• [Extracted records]
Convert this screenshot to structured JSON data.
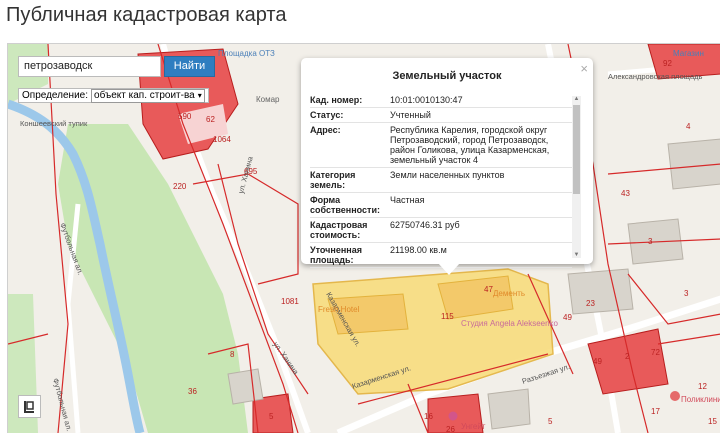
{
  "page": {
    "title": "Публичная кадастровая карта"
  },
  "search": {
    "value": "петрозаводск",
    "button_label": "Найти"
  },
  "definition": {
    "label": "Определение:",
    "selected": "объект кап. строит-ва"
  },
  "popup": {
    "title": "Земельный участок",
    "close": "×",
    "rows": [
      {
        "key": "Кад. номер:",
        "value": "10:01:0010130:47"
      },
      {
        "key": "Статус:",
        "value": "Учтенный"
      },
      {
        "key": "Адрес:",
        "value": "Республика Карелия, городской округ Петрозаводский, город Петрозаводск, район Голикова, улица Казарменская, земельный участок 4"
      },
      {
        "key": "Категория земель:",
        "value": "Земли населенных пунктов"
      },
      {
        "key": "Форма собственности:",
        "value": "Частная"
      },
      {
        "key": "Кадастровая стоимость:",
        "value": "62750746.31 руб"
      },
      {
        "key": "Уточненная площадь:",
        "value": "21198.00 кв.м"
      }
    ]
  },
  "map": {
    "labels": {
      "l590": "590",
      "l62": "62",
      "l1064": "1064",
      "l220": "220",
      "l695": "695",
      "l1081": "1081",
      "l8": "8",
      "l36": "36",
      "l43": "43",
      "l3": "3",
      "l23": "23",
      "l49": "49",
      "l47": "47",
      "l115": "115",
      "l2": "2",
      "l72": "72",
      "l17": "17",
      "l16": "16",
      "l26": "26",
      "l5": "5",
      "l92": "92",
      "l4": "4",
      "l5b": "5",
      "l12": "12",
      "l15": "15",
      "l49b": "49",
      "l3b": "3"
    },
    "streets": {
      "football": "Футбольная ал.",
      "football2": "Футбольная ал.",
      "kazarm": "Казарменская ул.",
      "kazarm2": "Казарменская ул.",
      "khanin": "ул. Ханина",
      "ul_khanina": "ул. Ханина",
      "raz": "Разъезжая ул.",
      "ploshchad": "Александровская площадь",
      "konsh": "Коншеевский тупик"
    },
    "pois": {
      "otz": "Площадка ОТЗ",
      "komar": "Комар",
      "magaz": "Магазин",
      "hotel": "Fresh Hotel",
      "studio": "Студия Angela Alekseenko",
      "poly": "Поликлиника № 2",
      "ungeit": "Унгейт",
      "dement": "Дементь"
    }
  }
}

...

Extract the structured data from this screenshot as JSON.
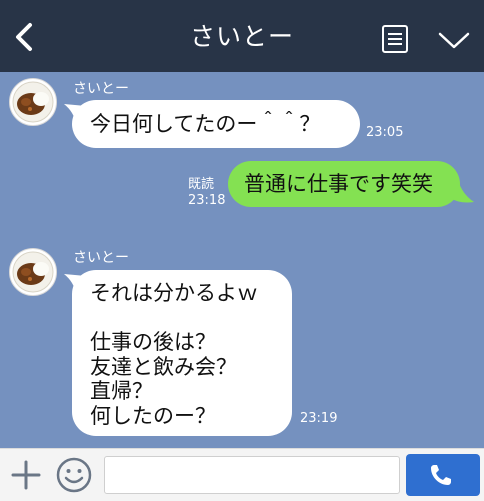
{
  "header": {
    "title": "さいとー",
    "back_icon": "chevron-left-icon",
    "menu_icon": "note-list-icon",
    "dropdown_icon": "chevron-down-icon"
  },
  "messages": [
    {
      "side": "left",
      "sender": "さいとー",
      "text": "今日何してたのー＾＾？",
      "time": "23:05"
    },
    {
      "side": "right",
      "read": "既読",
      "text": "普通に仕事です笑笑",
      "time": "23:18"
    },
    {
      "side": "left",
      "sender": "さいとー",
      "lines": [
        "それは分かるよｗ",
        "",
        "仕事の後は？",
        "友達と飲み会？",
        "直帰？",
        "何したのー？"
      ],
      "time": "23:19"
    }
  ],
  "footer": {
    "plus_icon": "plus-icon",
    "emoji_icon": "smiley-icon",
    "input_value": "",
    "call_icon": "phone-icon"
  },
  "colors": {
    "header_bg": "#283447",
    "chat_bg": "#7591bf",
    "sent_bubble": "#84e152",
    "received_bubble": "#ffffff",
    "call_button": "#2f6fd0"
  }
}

• [What needs to be done]
Copy out all lines above that include the string "chevron".

• [Complete answer]
    "back_icon": "chevron-left-icon",
    "dropdown_icon": "chevron-down-icon"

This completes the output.